[Data provided]
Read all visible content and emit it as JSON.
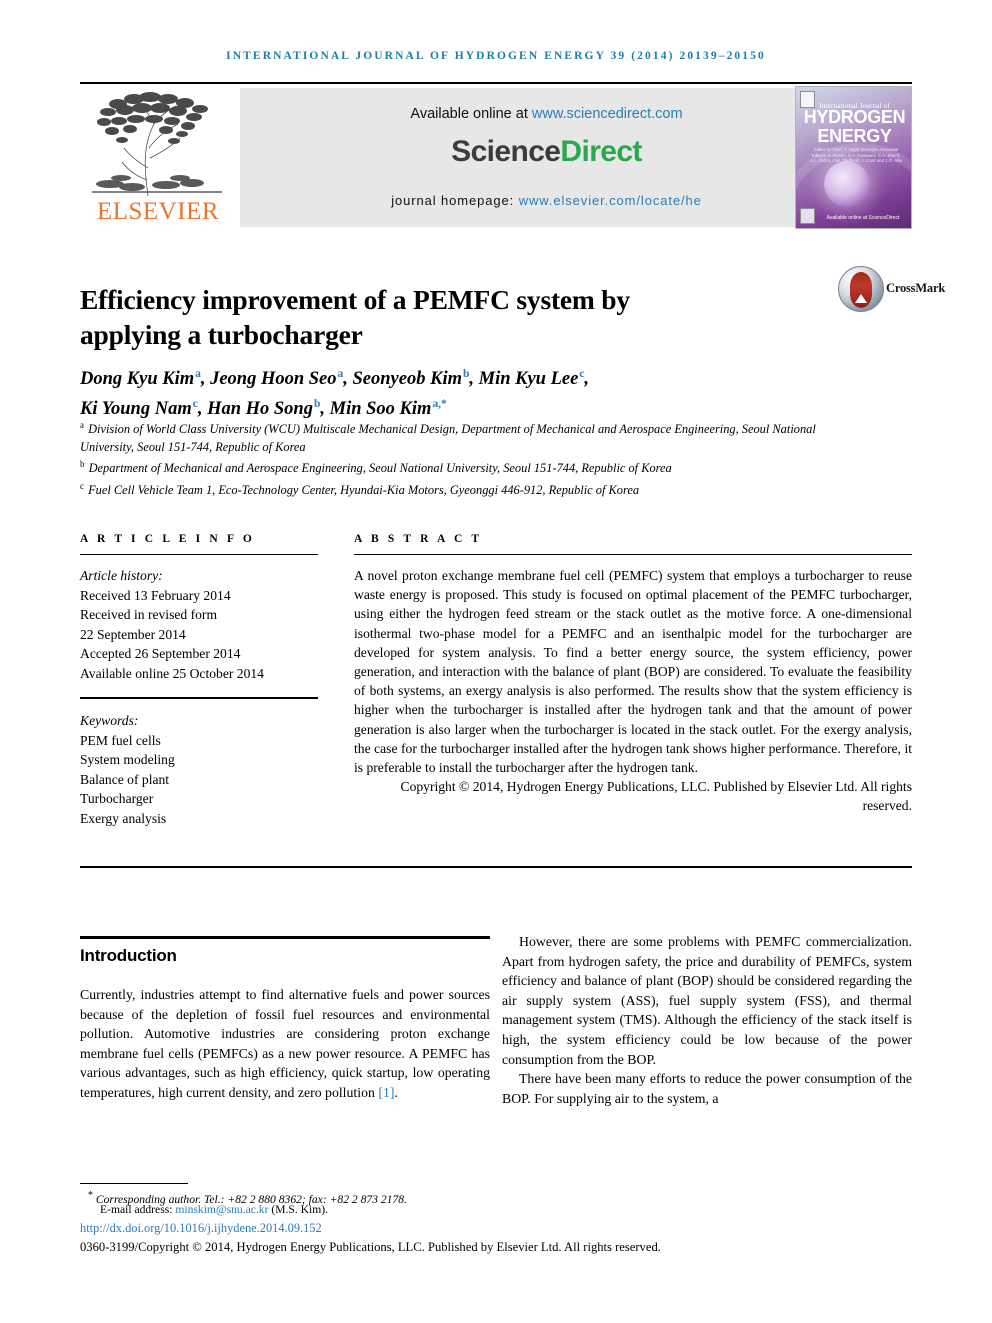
{
  "running_head": "International Journal of Hydrogen Energy 39 (2014) 20139–20150",
  "banner": {
    "publisher_name": "ELSEVIER",
    "available_prefix": "Available online at ",
    "sciencedirect_url": "www.sciencedirect.com",
    "sciencedirect_logo_part1": "Science",
    "sciencedirect_logo_part2": "Direct",
    "homepage_label": "journal homepage: ",
    "homepage_url": "www.elsevier.com/locate/he",
    "cover": {
      "line_small": "International Journal of",
      "line_big_1": "HYDROGEN",
      "line_big_2": "ENERGY",
      "editors": "Editor-in-Chief: T. Nejat Veziroğlu\nAssociate Editors: A. Rosen, D.Y. Goswami, S.A. Sherif,\nA.L. Dicks, J.W. Sheffield,\nJ. Cunt and J.O. Abe",
      "sciencedirect_footer": "Available online at ScienceDirect"
    }
  },
  "article": {
    "title": "Efficiency improvement of a PEMFC system by applying a turbocharger",
    "crossmark_label": "CrossMark",
    "authors_line_1": [
      {
        "name": "Dong Kyu Kim",
        "sup": "a"
      },
      {
        "name": "Jeong Hoon Seo",
        "sup": "a"
      },
      {
        "name": "Seonyeob Kim",
        "sup": "b"
      },
      {
        "name": "Min Kyu Lee",
        "sup": "c"
      }
    ],
    "authors_line_2": [
      {
        "name": "Ki Young Nam",
        "sup": "c"
      },
      {
        "name": "Han Ho Song",
        "sup": "b"
      },
      {
        "name": "Min Soo Kim",
        "sup": "a,*"
      }
    ],
    "affiliations": [
      {
        "marker": "a",
        "text": "Division of World Class University (WCU) Multiscale Mechanical Design, Department of Mechanical and Aerospace Engineering, Seoul National University, Seoul 151-744, Republic of Korea"
      },
      {
        "marker": "b",
        "text": "Department of Mechanical and Aerospace Engineering, Seoul National University, Seoul 151-744, Republic of Korea"
      },
      {
        "marker": "c",
        "text": "Fuel Cell Vehicle Team 1, Eco-Technology Center, Hyundai-Kia Motors, Gyeonggi 446-912, Republic of Korea"
      }
    ]
  },
  "article_info": {
    "heading": "A R T I C L E    I N F O",
    "history_label": "Article history:",
    "history": [
      "Received 13 February 2014",
      "Received in revised form",
      "22 September 2014",
      "Accepted 26 September 2014",
      "Available online 25 October 2014"
    ],
    "keywords_label": "Keywords:",
    "keywords": [
      "PEM fuel cells",
      "System modeling",
      "Balance of plant",
      "Turbocharger",
      "Exergy analysis"
    ]
  },
  "abstract": {
    "heading": "A B S T R A C T",
    "text": "A novel proton exchange membrane fuel cell (PEMFC) system that employs a turbocharger to reuse waste energy is proposed. This study is focused on optimal placement of the PEMFC turbocharger, using either the hydrogen feed stream or the stack outlet as the motive force. A one-dimensional isothermal two-phase model for a PEMFC and an isenthalpic model for the turbocharger are developed for system analysis. To find a better energy source, the system efficiency, power generation, and interaction with the balance of plant (BOP) are considered. To evaluate the feasibility of both systems, an exergy analysis is also performed. The results show that the system efficiency is higher when the turbocharger is installed after the hydrogen tank and that the amount of power generation is also larger when the turbocharger is located in the stack outlet. For the exergy analysis, the case for the turbocharger installed after the hydrogen tank shows higher performance. Therefore, it is preferable to install the turbocharger after the hydrogen tank.",
    "copyright": "Copyright © 2014, Hydrogen Energy Publications, LLC. Published by Elsevier Ltd. All rights reserved."
  },
  "body": {
    "intro_heading": "Introduction",
    "left_paragraph_1_a": "Currently, industries attempt to find alternative fuels and power sources because of the depletion of fossil fuel resources and environmental pollution. Automotive industries are considering proton exchange membrane fuel cells (PEMFCs) as a new power resource. A PEMFC has various advantages, such as high efficiency, quick startup, low operating temperatures, high current density, and zero pollution ",
    "left_paragraph_1_ref": "[1]",
    "left_paragraph_1_b": ".",
    "right_paragraph_1": "However, there are some problems with PEMFC commercialization. Apart from hydrogen safety, the price and durability of PEMFCs, system efficiency and balance of plant (BOP) should be considered regarding the air supply system (ASS), fuel supply system (FSS), and thermal management system (TMS). Although the efficiency of the stack itself is high, the system efficiency could be low because of the power consumption from the BOP.",
    "right_paragraph_2": "There have been many efforts to reduce the power consumption of the BOP. For supplying air to the system, a"
  },
  "footer": {
    "corresponding_star": "*",
    "corresponding_text": " Corresponding author. Tel.: +82 2 880 8362; fax: +82 2 873 2178.",
    "email_label": "E-mail address: ",
    "email_address": "minskim@snu.ac.kr",
    "email_suffix": " (M.S. Kim).",
    "doi": "http://dx.doi.org/10.1016/j.ijhydene.2014.09.152",
    "issn_line": "0360-3199/Copyright © 2014, Hydrogen Energy Publications, LLC. Published by Elsevier Ltd. All rights reserved."
  },
  "colors": {
    "link": "#2b7db5",
    "running_head": "#1a7fa8",
    "elsevier_orange": "#e8762c",
    "sciencedirect_green": "#2aa84a"
  }
}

[Exercise instructions]
Set down each entry again exactly as written. Pictures stay out.

[Written reply]
Read all visible content and emit it as JSON.
{
  "running_head": "International Journal of Hydrogen Energy 39 (2014) 20139–20150",
  "banner": {
    "publisher_name": "ELSEVIER",
    "available_prefix": "Available online at ",
    "sciencedirect_url": "www.sciencedirect.com",
    "sciencedirect_logo_part1": "Science",
    "sciencedirect_logo_part2": "Direct",
    "homepage_label": "journal homepage: ",
    "homepage_url": "www.elsevier.com/locate/he",
    "cover": {
      "line_small": "International Journal of",
      "line_big_1": "HYDROGEN",
      "line_big_2": "ENERGY",
      "editors": "Editor-in-Chief: T. Nejat Veziroğlu\nAssociate Editors: A. Rosen, D.Y. Goswami, S.A. Sherif,\nA.L. Dicks, J.W. Sheffield,\nJ. Cunt and J.O. Abe",
      "sciencedirect_footer": "Available online at ScienceDirect"
    }
  },
  "article": {
    "title": "Efficiency improvement of a PEMFC system by applying a turbocharger",
    "crossmark_label": "CrossMark",
    "authors_line_1": [
      {
        "name": "Dong Kyu Kim",
        "sup": "a"
      },
      {
        "name": "Jeong Hoon Seo",
        "sup": "a"
      },
      {
        "name": "Seonyeob Kim",
        "sup": "b"
      },
      {
        "name": "Min Kyu Lee",
        "sup": "c"
      }
    ],
    "authors_line_2": [
      {
        "name": "Ki Young Nam",
        "sup": "c"
      },
      {
        "name": "Han Ho Song",
        "sup": "b"
      },
      {
        "name": "Min Soo Kim",
        "sup": "a,*"
      }
    ],
    "affiliations": [
      {
        "marker": "a",
        "text": "Division of World Class University (WCU) Multiscale Mechanical Design, Department of Mechanical and Aerospace Engineering, Seoul National University, Seoul 151-744, Republic of Korea"
      },
      {
        "marker": "b",
        "text": "Department of Mechanical and Aerospace Engineering, Seoul National University, Seoul 151-744, Republic of Korea"
      },
      {
        "marker": "c",
        "text": "Fuel Cell Vehicle Team 1, Eco-Technology Center, Hyundai-Kia Motors, Gyeonggi 446-912, Republic of Korea"
      }
    ]
  },
  "article_info": {
    "heading": "A R T I C L E    I N F O",
    "history_label": "Article history:",
    "history": [
      "Received 13 February 2014",
      "Received in revised form",
      "22 September 2014",
      "Accepted 26 September 2014",
      "Available online 25 October 2014"
    ],
    "keywords_label": "Keywords:",
    "keywords": [
      "PEM fuel cells",
      "System modeling",
      "Balance of plant",
      "Turbocharger",
      "Exergy analysis"
    ]
  },
  "abstract": {
    "heading": "A B S T R A C T",
    "text": "A novel proton exchange membrane fuel cell (PEMFC) system that employs a turbocharger to reuse waste energy is proposed. This study is focused on optimal placement of the PEMFC turbocharger, using either the hydrogen feed stream or the stack outlet as the motive force. A one-dimensional isothermal two-phase model for a PEMFC and an isenthalpic model for the turbocharger are developed for system analysis. To find a better energy source, the system efficiency, power generation, and interaction with the balance of plant (BOP) are considered. To evaluate the feasibility of both systems, an exergy analysis is also performed. The results show that the system efficiency is higher when the turbocharger is installed after the hydrogen tank and that the amount of power generation is also larger when the turbocharger is located in the stack outlet. For the exergy analysis, the case for the turbocharger installed after the hydrogen tank shows higher performance. Therefore, it is preferable to install the turbocharger after the hydrogen tank.",
    "copyright": "Copyright © 2014, Hydrogen Energy Publications, LLC. Published by Elsevier Ltd. All rights reserved."
  },
  "body": {
    "intro_heading": "Introduction",
    "left_paragraph_1_a": "Currently, industries attempt to find alternative fuels and power sources because of the depletion of fossil fuel resources and environmental pollution. Automotive industries are considering proton exchange membrane fuel cells (PEMFCs) as a new power resource. A PEMFC has various advantages, such as high efficiency, quick startup, low operating temperatures, high current density, and zero pollution ",
    "left_paragraph_1_ref": "[1]",
    "left_paragraph_1_b": ".",
    "right_paragraph_1": "However, there are some problems with PEMFC commercialization. Apart from hydrogen safety, the price and durability of PEMFCs, system efficiency and balance of plant (BOP) should be considered regarding the air supply system (ASS), fuel supply system (FSS), and thermal management system (TMS). Although the efficiency of the stack itself is high, the system efficiency could be low because of the power consumption from the BOP.",
    "right_paragraph_2": "There have been many efforts to reduce the power consumption of the BOP. For supplying air to the system, a"
  },
  "footer": {
    "corresponding_star": "*",
    "corresponding_text": " Corresponding author. Tel.: +82 2 880 8362; fax: +82 2 873 2178.",
    "email_label": "E-mail address: ",
    "email_address": "minskim@snu.ac.kr",
    "email_suffix": " (M.S. Kim).",
    "doi": "http://dx.doi.org/10.1016/j.ijhydene.2014.09.152",
    "issn_line": "0360-3199/Copyright © 2014, Hydrogen Energy Publications, LLC. Published by Elsevier Ltd. All rights reserved."
  },
  "colors": {
    "link": "#2b7db5",
    "running_head": "#1a7fa8",
    "elsevier_orange": "#e8762c",
    "sciencedirect_green": "#2aa84a"
  }
}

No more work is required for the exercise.